> [Your assignment] The expected response is the full set of records, unchanged.

BEGIN Data for the task

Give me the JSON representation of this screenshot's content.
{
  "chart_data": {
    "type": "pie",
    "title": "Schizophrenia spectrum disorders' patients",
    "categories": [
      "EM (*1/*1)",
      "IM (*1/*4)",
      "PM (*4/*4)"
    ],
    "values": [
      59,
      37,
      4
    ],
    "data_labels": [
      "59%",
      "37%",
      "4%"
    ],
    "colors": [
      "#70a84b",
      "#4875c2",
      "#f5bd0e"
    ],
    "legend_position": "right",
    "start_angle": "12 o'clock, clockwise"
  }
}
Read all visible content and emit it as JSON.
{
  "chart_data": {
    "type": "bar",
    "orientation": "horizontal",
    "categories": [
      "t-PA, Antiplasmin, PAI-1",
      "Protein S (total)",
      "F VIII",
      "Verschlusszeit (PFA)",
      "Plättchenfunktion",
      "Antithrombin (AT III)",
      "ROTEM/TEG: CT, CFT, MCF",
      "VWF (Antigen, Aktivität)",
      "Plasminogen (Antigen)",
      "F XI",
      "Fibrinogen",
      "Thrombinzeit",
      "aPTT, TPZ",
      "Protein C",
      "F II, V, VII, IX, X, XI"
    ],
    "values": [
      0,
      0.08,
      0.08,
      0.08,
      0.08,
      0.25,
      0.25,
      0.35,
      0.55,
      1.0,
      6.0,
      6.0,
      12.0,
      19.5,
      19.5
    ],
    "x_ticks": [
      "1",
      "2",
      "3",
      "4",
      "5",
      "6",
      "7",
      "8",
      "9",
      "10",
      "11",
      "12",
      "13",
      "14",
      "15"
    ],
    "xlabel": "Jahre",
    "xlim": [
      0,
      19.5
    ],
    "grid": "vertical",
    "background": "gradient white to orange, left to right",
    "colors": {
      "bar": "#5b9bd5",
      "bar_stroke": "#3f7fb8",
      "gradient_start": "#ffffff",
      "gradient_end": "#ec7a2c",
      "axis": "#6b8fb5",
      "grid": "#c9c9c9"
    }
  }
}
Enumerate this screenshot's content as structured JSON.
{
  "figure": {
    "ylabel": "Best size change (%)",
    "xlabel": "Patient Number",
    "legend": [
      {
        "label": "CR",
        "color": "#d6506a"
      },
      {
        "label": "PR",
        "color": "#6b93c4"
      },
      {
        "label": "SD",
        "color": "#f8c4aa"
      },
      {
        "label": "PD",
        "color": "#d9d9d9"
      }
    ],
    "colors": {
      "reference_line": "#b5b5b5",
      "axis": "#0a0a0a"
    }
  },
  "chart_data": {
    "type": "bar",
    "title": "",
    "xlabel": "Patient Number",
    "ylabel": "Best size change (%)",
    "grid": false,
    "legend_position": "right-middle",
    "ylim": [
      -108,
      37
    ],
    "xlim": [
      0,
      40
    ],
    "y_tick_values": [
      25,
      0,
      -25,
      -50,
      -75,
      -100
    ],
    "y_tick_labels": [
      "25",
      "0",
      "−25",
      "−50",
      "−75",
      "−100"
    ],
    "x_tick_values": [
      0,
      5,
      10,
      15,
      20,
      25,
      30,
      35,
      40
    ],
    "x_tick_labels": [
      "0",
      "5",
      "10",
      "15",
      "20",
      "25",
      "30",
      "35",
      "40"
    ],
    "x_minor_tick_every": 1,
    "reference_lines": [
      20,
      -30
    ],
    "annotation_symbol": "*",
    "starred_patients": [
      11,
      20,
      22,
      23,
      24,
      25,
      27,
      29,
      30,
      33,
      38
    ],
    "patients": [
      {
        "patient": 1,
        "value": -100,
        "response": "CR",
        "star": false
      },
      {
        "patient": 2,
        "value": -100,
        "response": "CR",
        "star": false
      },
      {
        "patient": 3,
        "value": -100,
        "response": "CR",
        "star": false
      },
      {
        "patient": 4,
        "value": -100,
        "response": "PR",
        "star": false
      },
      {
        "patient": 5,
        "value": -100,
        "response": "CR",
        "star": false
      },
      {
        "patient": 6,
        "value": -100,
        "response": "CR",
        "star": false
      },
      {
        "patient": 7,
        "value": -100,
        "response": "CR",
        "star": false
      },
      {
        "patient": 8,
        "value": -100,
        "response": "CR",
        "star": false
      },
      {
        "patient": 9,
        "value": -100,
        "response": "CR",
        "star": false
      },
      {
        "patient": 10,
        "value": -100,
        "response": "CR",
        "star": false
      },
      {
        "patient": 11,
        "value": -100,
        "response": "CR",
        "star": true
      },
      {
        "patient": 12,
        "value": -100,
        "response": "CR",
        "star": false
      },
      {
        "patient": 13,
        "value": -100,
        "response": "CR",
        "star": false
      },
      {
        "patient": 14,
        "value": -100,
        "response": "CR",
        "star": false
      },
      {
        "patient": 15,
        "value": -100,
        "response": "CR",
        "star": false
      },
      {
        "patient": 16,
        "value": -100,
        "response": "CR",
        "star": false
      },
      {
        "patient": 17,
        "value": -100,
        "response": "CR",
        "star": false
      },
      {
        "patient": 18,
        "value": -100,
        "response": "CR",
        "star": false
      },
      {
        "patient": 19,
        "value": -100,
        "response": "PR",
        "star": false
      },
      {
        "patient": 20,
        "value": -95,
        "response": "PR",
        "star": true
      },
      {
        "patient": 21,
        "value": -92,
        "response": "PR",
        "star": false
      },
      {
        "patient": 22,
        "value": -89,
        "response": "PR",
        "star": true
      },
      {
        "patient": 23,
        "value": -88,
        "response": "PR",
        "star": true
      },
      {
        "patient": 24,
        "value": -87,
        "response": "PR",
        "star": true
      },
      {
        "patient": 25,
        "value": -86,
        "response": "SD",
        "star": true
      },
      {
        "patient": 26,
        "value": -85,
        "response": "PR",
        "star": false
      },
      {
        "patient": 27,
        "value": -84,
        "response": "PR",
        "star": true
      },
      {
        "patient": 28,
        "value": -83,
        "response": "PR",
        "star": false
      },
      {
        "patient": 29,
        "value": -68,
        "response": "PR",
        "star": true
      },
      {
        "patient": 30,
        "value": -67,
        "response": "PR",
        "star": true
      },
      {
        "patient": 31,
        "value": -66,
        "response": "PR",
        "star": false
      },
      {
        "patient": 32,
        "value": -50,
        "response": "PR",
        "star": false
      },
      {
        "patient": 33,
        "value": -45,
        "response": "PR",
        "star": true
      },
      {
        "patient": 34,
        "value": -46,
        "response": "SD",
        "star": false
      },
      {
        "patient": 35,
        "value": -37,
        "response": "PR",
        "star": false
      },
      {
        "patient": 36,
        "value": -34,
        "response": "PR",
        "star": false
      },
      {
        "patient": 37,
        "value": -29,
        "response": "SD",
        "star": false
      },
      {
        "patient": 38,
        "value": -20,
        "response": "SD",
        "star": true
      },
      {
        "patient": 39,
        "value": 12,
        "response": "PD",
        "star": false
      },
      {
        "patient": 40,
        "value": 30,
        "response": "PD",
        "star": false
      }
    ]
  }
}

END Data for the task

> [Task solution]
Give me the JSON representation of this screenshot's content.
{
  "chart_data": {
    "type": "pie",
    "title": "Schizophrenia spectrum disorders' patients",
    "categories": [
      "EM (*1/*1)",
      "IM (*1/*4)",
      "PM (*4/*4)"
    ],
    "values": [
      59,
      37,
      4
    ],
    "data_labels": [
      "59%",
      "37%",
      "4%"
    ],
    "colors": [
      "#70a84b",
      "#4875c2",
      "#f5bd0e"
    ],
    "legend_position": "right",
    "start_angle": "12 o'clock, clockwise"
  }
}
Read all visible content and emit it as JSON.
{
  "chart_data": {
    "type": "bar",
    "orientation": "horizontal",
    "categories": [
      "t-PA, Antiplasmin, PAI-1",
      "Protein S (total)",
      "F VIII",
      "Verschlusszeit (PFA)",
      "Plättchenfunktion",
      "Antithrombin (AT III)",
      "ROTEM/TEG: CT, CFT, MCF",
      "VWF (Antigen, Aktivität)",
      "Plasminogen (Antigen)",
      "F XI",
      "Fibrinogen",
      "Thrombinzeit",
      "aPTT, TPZ",
      "Protein C",
      "F II, V, VII, IX, X, XI"
    ],
    "values": [
      0,
      0.08,
      0.08,
      0.08,
      0.08,
      0.25,
      0.25,
      0.35,
      0.55,
      1.0,
      6.0,
      6.0,
      12.0,
      19.5,
      19.5
    ],
    "x_ticks": [
      "1",
      "2",
      "3",
      "4",
      "5",
      "6",
      "7",
      "8",
      "9",
      "10",
      "11",
      "12",
      "13",
      "14",
      "15"
    ],
    "xlabel": "Jahre",
    "xlim": [
      0,
      19.5
    ],
    "grid": "vertical",
    "background": "gradient white to orange, left to right",
    "colors": {
      "bar": "#5b9bd5",
      "bar_stroke": "#3f7fb8",
      "gradient_start": "#ffffff",
      "gradient_end": "#ec7a2c",
      "axis": "#6b8fb5",
      "grid": "#c9c9c9"
    }
  }
}
Enumerate this screenshot's content as structured JSON.
{
  "figure": {
    "ylabel": "Best size change (%)",
    "xlabel": "Patient Number",
    "legend": [
      {
        "label": "CR",
        "color": "#d6506a"
      },
      {
        "label": "PR",
        "color": "#6b93c4"
      },
      {
        "label": "SD",
        "color": "#f8c4aa"
      },
      {
        "label": "PD",
        "color": "#d9d9d9"
      }
    ],
    "colors": {
      "reference_line": "#b5b5b5",
      "axis": "#0a0a0a"
    }
  },
  "chart_data": {
    "type": "bar",
    "title": "",
    "xlabel": "Patient Number",
    "ylabel": "Best size change (%)",
    "grid": false,
    "legend_position": "right-middle",
    "ylim": [
      -108,
      37
    ],
    "xlim": [
      0,
      40
    ],
    "y_tick_values": [
      25,
      0,
      -25,
      -50,
      -75,
      -100
    ],
    "y_tick_labels": [
      "25",
      "0",
      "−25",
      "−50",
      "−75",
      "−100"
    ],
    "x_tick_values": [
      0,
      5,
      10,
      15,
      20,
      25,
      30,
      35,
      40
    ],
    "x_tick_labels": [
      "0",
      "5",
      "10",
      "15",
      "20",
      "25",
      "30",
      "35",
      "40"
    ],
    "x_minor_tick_every": 1,
    "reference_lines": [
      20,
      -30
    ],
    "annotation_symbol": "*",
    "starred_patients": [
      11,
      20,
      22,
      23,
      24,
      25,
      27,
      29,
      30,
      33,
      38
    ],
    "patients": [
      {
        "patient": 1,
        "value": -100,
        "response": "CR",
        "star": false
      },
      {
        "patient": 2,
        "value": -100,
        "response": "CR",
        "star": false
      },
      {
        "patient": 3,
        "value": -100,
        "response": "CR",
        "star": false
      },
      {
        "patient": 4,
        "value": -100,
        "response": "PR",
        "star": false
      },
      {
        "patient": 5,
        "value": -100,
        "response": "CR",
        "star": false
      },
      {
        "patient": 6,
        "value": -100,
        "response": "CR",
        "star": false
      },
      {
        "patient": 7,
        "value": -100,
        "response": "CR",
        "star": false
      },
      {
        "patient": 8,
        "value": -100,
        "response": "CR",
        "star": false
      },
      {
        "patient": 9,
        "value": -100,
        "response": "CR",
        "star": false
      },
      {
        "patient": 10,
        "value": -100,
        "response": "CR",
        "star": false
      },
      {
        "patient": 11,
        "value": -100,
        "response": "CR",
        "star": true
      },
      {
        "patient": 12,
        "value": -100,
        "response": "CR",
        "star": false
      },
      {
        "patient": 13,
        "value": -100,
        "response": "CR",
        "star": false
      },
      {
        "patient": 14,
        "value": -100,
        "response": "CR",
        "star": false
      },
      {
        "patient": 15,
        "value": -100,
        "response": "CR",
        "star": false
      },
      {
        "patient": 16,
        "value": -100,
        "response": "CR",
        "star": false
      },
      {
        "patient": 17,
        "value": -100,
        "response": "CR",
        "star": false
      },
      {
        "patient": 18,
        "value": -100,
        "response": "CR",
        "star": false
      },
      {
        "patient": 19,
        "value": -100,
        "response": "PR",
        "star": false
      },
      {
        "patient": 20,
        "value": -95,
        "response": "PR",
        "star": true
      },
      {
        "patient": 21,
        "value": -92,
        "response": "PR",
        "star": false
      },
      {
        "patient": 22,
        "value": -89,
        "response": "PR",
        "star": true
      },
      {
        "patient": 23,
        "value": -88,
        "response": "PR",
        "star": true
      },
      {
        "patient": 24,
        "value": -87,
        "response": "PR",
        "star": true
      },
      {
        "patient": 25,
        "value": -86,
        "response": "SD",
        "star": true
      },
      {
        "patient": 26,
        "value": -85,
        "response": "PR",
        "star": false
      },
      {
        "patient": 27,
        "value": -84,
        "response": "PR",
        "star": true
      },
      {
        "patient": 28,
        "value": -83,
        "response": "PR",
        "star": false
      },
      {
        "patient": 29,
        "value": -68,
        "response": "PR",
        "star": true
      },
      {
        "patient": 30,
        "value": -67,
        "response": "PR",
        "star": true
      },
      {
        "patient": 31,
        "value": -66,
        "response": "PR",
        "star": false
      },
      {
        "patient": 32,
        "value": -50,
        "response": "PR",
        "star": false
      },
      {
        "patient": 33,
        "value": -45,
        "response": "PR",
        "star": true
      },
      {
        "patient": 34,
        "value": -46,
        "response": "SD",
        "star": false
      },
      {
        "patient": 35,
        "value": -37,
        "response": "PR",
        "star": false
      },
      {
        "patient": 36,
        "value": -34,
        "response": "PR",
        "star": false
      },
      {
        "patient": 37,
        "value": -29,
        "response": "SD",
        "star": false
      },
      {
        "patient": 38,
        "value": -20,
        "response": "SD",
        "star": true
      },
      {
        "patient": 39,
        "value": 12,
        "response": "PD",
        "star": false
      },
      {
        "patient": 40,
        "value": 30,
        "response": "PD",
        "star": false
      }
    ]
  }
}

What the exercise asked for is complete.